## EXERCISE OBJECTIVE
Write the material out again, line by line, exactly as it is.

* * * *

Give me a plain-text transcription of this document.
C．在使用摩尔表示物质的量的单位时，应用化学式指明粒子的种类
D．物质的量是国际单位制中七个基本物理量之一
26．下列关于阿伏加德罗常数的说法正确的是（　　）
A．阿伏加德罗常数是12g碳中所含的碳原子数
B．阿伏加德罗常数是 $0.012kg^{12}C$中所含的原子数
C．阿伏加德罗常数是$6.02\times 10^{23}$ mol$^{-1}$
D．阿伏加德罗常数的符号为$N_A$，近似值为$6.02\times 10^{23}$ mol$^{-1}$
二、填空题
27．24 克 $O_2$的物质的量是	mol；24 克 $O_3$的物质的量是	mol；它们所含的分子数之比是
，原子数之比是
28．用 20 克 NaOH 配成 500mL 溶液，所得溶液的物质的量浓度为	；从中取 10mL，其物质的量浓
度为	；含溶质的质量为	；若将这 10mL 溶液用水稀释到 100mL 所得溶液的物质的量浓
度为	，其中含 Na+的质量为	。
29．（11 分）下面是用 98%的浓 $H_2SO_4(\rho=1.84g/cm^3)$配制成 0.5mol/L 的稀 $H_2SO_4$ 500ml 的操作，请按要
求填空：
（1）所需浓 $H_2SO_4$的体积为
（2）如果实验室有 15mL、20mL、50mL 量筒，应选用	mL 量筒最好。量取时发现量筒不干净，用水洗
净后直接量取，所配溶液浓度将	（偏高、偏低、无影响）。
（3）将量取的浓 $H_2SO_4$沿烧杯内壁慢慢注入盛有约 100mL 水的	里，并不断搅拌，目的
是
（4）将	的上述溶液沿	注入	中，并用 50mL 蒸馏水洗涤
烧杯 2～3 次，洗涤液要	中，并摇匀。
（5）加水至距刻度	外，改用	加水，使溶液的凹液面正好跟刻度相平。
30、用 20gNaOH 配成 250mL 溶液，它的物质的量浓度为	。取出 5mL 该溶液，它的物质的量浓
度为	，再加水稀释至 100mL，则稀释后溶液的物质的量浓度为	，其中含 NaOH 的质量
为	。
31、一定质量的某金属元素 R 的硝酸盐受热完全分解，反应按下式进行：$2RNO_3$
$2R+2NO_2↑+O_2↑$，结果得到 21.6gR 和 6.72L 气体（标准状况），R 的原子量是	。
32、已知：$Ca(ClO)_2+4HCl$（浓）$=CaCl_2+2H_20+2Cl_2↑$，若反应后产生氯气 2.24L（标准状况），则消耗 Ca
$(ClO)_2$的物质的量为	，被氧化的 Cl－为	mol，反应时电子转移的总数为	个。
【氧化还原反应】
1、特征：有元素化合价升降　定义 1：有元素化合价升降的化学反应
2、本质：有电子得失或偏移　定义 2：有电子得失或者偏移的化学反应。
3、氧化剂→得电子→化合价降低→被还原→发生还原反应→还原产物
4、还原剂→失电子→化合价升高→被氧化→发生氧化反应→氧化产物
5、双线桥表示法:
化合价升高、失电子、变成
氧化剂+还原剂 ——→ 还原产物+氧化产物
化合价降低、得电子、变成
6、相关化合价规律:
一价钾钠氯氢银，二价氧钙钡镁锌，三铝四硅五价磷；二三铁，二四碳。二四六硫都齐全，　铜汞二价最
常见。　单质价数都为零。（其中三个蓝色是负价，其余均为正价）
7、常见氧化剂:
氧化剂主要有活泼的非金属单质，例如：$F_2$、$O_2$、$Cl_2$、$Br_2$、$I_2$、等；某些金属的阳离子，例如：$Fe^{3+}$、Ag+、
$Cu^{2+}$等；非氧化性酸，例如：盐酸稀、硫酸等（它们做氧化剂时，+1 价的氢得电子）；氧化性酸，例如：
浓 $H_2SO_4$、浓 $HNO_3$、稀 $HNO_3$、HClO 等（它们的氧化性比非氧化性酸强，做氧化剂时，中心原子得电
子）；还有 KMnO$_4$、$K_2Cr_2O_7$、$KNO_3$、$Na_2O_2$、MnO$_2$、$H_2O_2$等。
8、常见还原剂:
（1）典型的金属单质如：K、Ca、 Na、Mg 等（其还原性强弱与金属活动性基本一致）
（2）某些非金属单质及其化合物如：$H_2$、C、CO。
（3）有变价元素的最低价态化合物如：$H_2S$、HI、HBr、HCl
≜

* * * *

## SOLUTION TO THE PROBLEM
Give me a plain-text transcription of this document.
C．在使用摩尔表示物质的量的单位时，应用化学式指明粒子的种类
D．物质的量是国际单位制中七个基本物理量之一
26．下列关于阿伏加德罗常数的说法正确的是（　　）
A．阿伏加德罗常数是12g碳中所含的碳原子数
B．阿伏加德罗常数是 $0.012kg^{12}C$中所含的原子数
C．阿伏加德罗常数是$6.02\times 10^{23}$ mol$^{-1}$
D．阿伏加德罗常数的符号为$N_A$，近似值为$6.02\times 10^{23}$ mol$^{-1}$
二、填空题
27．24 克 $O_2$的物质的量是	mol；24 克 $O_3$的物质的量是	mol；它们所含的分子数之比是
，原子数之比是
28．用 20 克 NaOH 配成 500mL 溶液，所得溶液的物质的量浓度为	；从中取 10mL，其物质的量浓
度为	；含溶质的质量为	；若将这 10mL 溶液用水稀释到 100mL 所得溶液的物质的量浓
度为	，其中含 Na+的质量为	。
29．（11 分）下面是用 98%的浓 $H_2SO_4(\rho=1.84g/cm^3)$配制成 0.5mol/L 的稀 $H_2SO_4$ 500ml 的操作，请按要
求填空：
（1）所需浓 $H_2SO_4$的体积为
（2）如果实验室有 15mL、20mL、50mL 量筒，应选用	mL 量筒最好。量取时发现量筒不干净，用水洗
净后直接量取，所配溶液浓度将	（偏高、偏低、无影响）。
（3）将量取的浓 $H_2SO_4$沿烧杯内壁慢慢注入盛有约 100mL 水的	里，并不断搅拌，目的
是
（4）将	的上述溶液沿	注入	中，并用 50mL 蒸馏水洗涤
烧杯 2～3 次，洗涤液要	中，并摇匀。
（5）加水至距刻度	外，改用	加水，使溶液的凹液面正好跟刻度相平。
30、用 20gNaOH 配成 250mL 溶液，它的物质的量浓度为	。取出 5mL 该溶液，它的物质的量浓
度为	，再加水稀释至 100mL，则稀释后溶液的物质的量浓度为	，其中含 NaOH 的质量
为	。
31、一定质量的某金属元素 R 的硝酸盐受热完全分解，反应按下式进行：$2RNO_3$
$2R+2NO_2↑+O_2↑$，结果得到 21.6gR 和 6.72L 气体（标准状况），R 的原子量是	。
32、已知：$Ca(ClO)_2+4HCl$（浓）$=CaCl_2+2H_20+2Cl_2↑$，若反应后产生氯气 2.24L（标准状况），则消耗 Ca
$(ClO)_2$的物质的量为	，被氧化的 Cl－为	mol，反应时电子转移的总数为	个。
【氧化还原反应】
1、特征：有元素化合价升降　定义 1：有元素化合价升降的化学反应
2、本质：有电子得失或偏移　定义 2：有电子得失或者偏移的化学反应。
3、氧化剂→得电子→化合价降低→被还原→发生还原反应→还原产物
4、还原剂→失电子→化合价升高→被氧化→发生氧化反应→氧化产物
5、双线桥表示法:
化合价升高、失电子、变成
氧化剂+还原剂 ——→ 还原产物+氧化产物
化合价降低、得电子、变成
6、相关化合价规律:
一价钾钠氯氢银，二价氧钙钡镁锌，三铝四硅五价磷；二三铁，二四碳。二四六硫都齐全，　铜汞二价最
常见。　单质价数都为零。（其中三个蓝色是负价，其余均为正价）
7、常见氧化剂:
氧化剂主要有活泼的非金属单质，例如：$F_2$、$O_2$、$Cl_2$、$Br_2$、$I_2$、等；某些金属的阳离子，例如：$Fe^{3+}$、Ag+、
$Cu^{2+}$等；非氧化性酸，例如：盐酸稀、硫酸等（它们做氧化剂时，+1 价的氢得电子）；氧化性酸，例如：
浓 $H_2SO_4$、浓 $HNO_3$、稀 $HNO_3$、HClO 等（它们的氧化性比非氧化性酸强，做氧化剂时，中心原子得电
子）；还有 KMnO$_4$、$K_2Cr_2O_7$、$KNO_3$、$Na_2O_2$、MnO$_2$、$H_2O_2$等。
8、常见还原剂:
（1）典型的金属单质如：K、Ca、 Na、Mg 等（其还原性强弱与金属活动性基本一致）
（2）某些非金属单质及其化合物如：$H_2$、C、CO。
（3）有变价元素的最低价态化合物如：$H_2S$、HI、HBr、HCl
≜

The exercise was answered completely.